- [Material provided]
::::

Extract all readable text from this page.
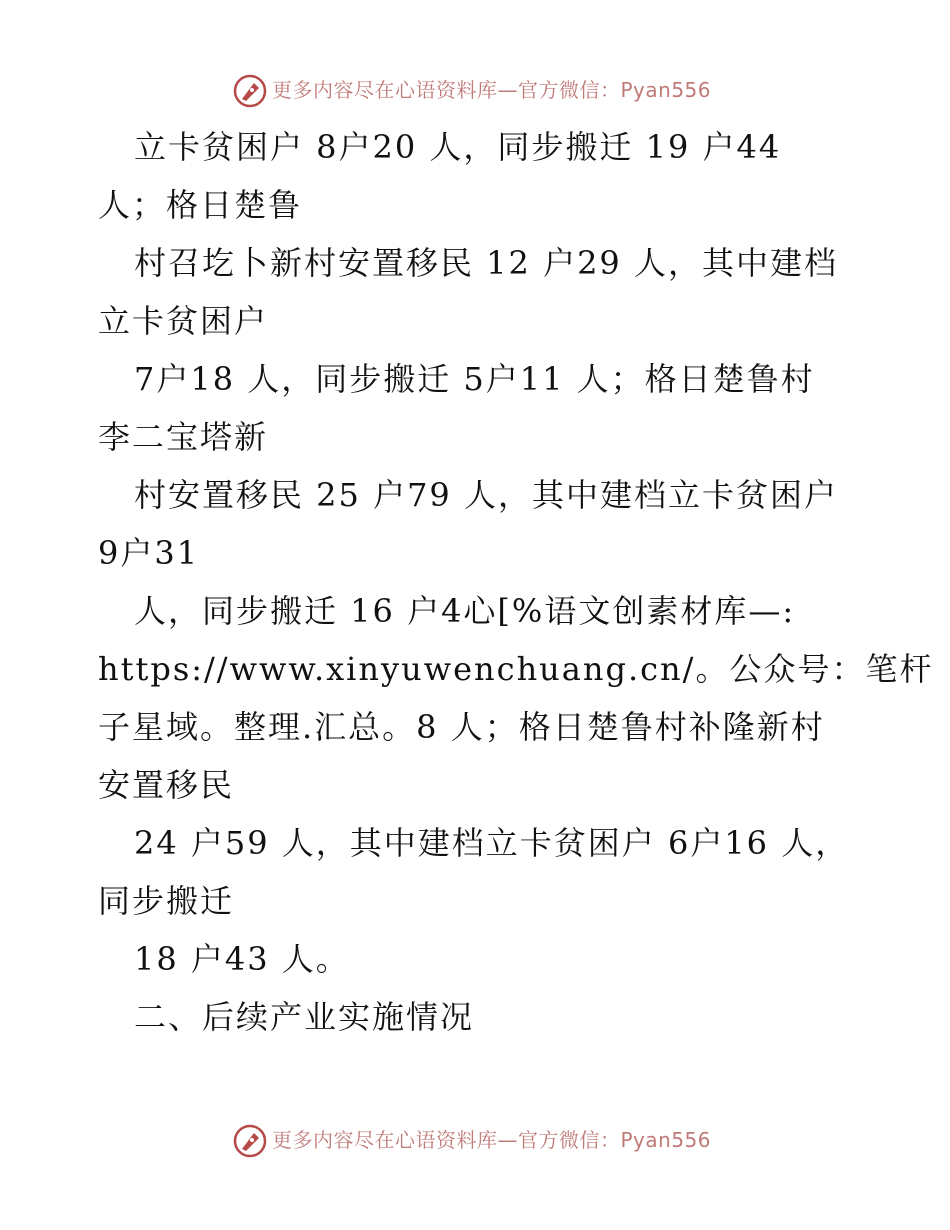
更多内容尽在心语资料库—官方微信：Pyan556
立卡贫困户 8户20 人，同步搬迁 19 户44
人；格日楚鲁
村召圪卜新村安置移民 12 户29 人，其中建档
立卡贫困户
7户18 人，同步搬迁 5户11 人；格日楚鲁村
李二宝塔新
村安置移民 25 户79 人，其中建档立卡贫困户
9户31
人，同步搬迁 16 户4心[%语文创素材库—:
https://www.xinyuwenchuang.cn/。公众号：笔杆
子星域。整理.汇总。8 人；格日楚鲁村补隆新村
安置移民
24 户59 人，其中建档立卡贫困户 6户16 人，
同步搬迁
18 户43 人。
二、后续产业实施情况
更多内容尽在心语资料库—官方微信：Pyan556
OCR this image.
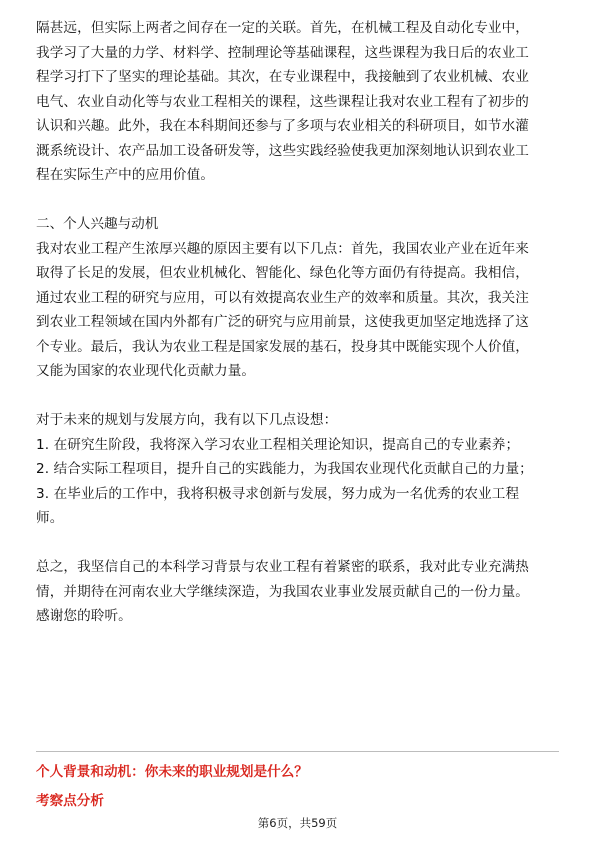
隔甚远，但实际上两者之间存在一定的关联。首先，在机械工程及自动化专业中，
我学习了大量的力学、材料学、控制理论等基础课程，这些课程为我日后的农业工
程学习打下了坚实的理论基础。其次，在专业课程中，我接触到了农业机械、农业
电气、农业自动化等与农业工程相关的课程，这些课程让我对农业工程有了初步的
认识和兴趣。此外，我在本科期间还参与了多项与农业相关的科研项目，如节水灌
溉系统设计、农产品加工设备研发等，这些实践经验使我更加深刻地认识到农业工
程在实际生产中的应用价值。

二、个人兴趣与动机

我对农业工程产生浓厚兴趣的原因主要有以下几点：首先，我国农业产业在近年来
取得了长足的发展，但农业机械化、智能化、绿色化等方面仍有待提高。我相信，
通过农业工程的研究与应用，可以有效提高农业生产的效率和质量。其次，我关注
到农业工程领域在国内外都有广泛的研究与应用前景，这使我更加坚定地选择了这
个专业。最后，我认为农业工程是国家发展的基石，投身其中既能实现个人价值，
又能为国家的农业现代化贡献力量。

对于未来的规划与发展方向，我有以下几点设想：
1. 在研究生阶段，我将深入学习农业工程相关理论知识，提高自己的专业素养；
2. 结合实际工程项目，提升自己的实践能力，为我国农业现代化贡献自己的力量；
3. 在毕业后的工作中，我将积极寻求创新与发展，努力成为一名优秀的农业工程
师。

总之，我坚信自己的本科学习背景与农业工程有着紧密的联系，我对此专业充满热
情，并期待在河南农业大学继续深造，为我国农业事业发展贡献自己的一份力量。
感谢您的聆听。

个人背景和动机：你未来的职业规划是什么？
考察点分析
第6页，共59页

::::

Give all the entries again exactly, dropping each picture.

Extract all readable text from this page.
更多内容尽在心语资料库—官方微信：Pyan556
立卡贫困户 8户20 人，同步搬迁 19 户44
人；格日楚鲁
村召圪卜新村安置移民 12 户29 人，其中建档
立卡贫困户
7户18 人，同步搬迁 5户11 人；格日楚鲁村
李二宝塔新
村安置移民 25 户79 人，其中建档立卡贫困户
9户31
人，同步搬迁 16 户4心[%语文创素材库—:
https://www.xinyuwenchuang.cn/。公众号：笔杆
子星域。整理.汇总。8 人；格日楚鲁村补隆新村
安置移民
24 户59 人，其中建档立卡贫困户 6户16 人，
同步搬迁
18 户43 人。
二、后续产业实施情况
更多内容尽在心语资料库—官方微信：Pyan556
OCR this image.
隔甚远，但实际上两者之间存在一定的关联。首先，在机械工程及自动化专业中，
我学习了大量的力学、材料学、控制理论等基础课程，这些课程为我日后的农业工
程学习打下了坚实的理论基础。其次，在专业课程中，我接触到了农业机械、农业
电气、农业自动化等与农业工程相关的课程，这些课程让我对农业工程有了初步的
认识和兴趣。此外，我在本科期间还参与了多项与农业相关的科研项目，如节水灌
溉系统设计、农产品加工设备研发等，这些实践经验使我更加深刻地认识到农业工
程在实际生产中的应用价值。

二、个人兴趣与动机

我对农业工程产生浓厚兴趣的原因主要有以下几点：首先，我国农业产业在近年来
取得了长足的发展，但农业机械化、智能化、绿色化等方面仍有待提高。我相信，
通过农业工程的研究与应用，可以有效提高农业生产的效率和质量。其次，我关注
到农业工程领域在国内外都有广泛的研究与应用前景，这使我更加坚定地选择了这
个专业。最后，我认为农业工程是国家发展的基石，投身其中既能实现个人价值，
又能为国家的农业现代化贡献力量。

对于未来的规划与发展方向，我有以下几点设想：
1. 在研究生阶段，我将深入学习农业工程相关理论知识，提高自己的专业素养；
2. 结合实际工程项目，提升自己的实践能力，为我国农业现代化贡献自己的力量；
3. 在毕业后的工作中，我将积极寻求创新与发展，努力成为一名优秀的农业工程
师。

总之，我坚信自己的本科学习背景与农业工程有着紧密的联系，我对此专业充满热
情，并期待在河南农业大学继续深造，为我国农业事业发展贡献自己的一份力量。
感谢您的聆听。

个人背景和动机：你未来的职业规划是什么？
考察点分析
第6页，共59页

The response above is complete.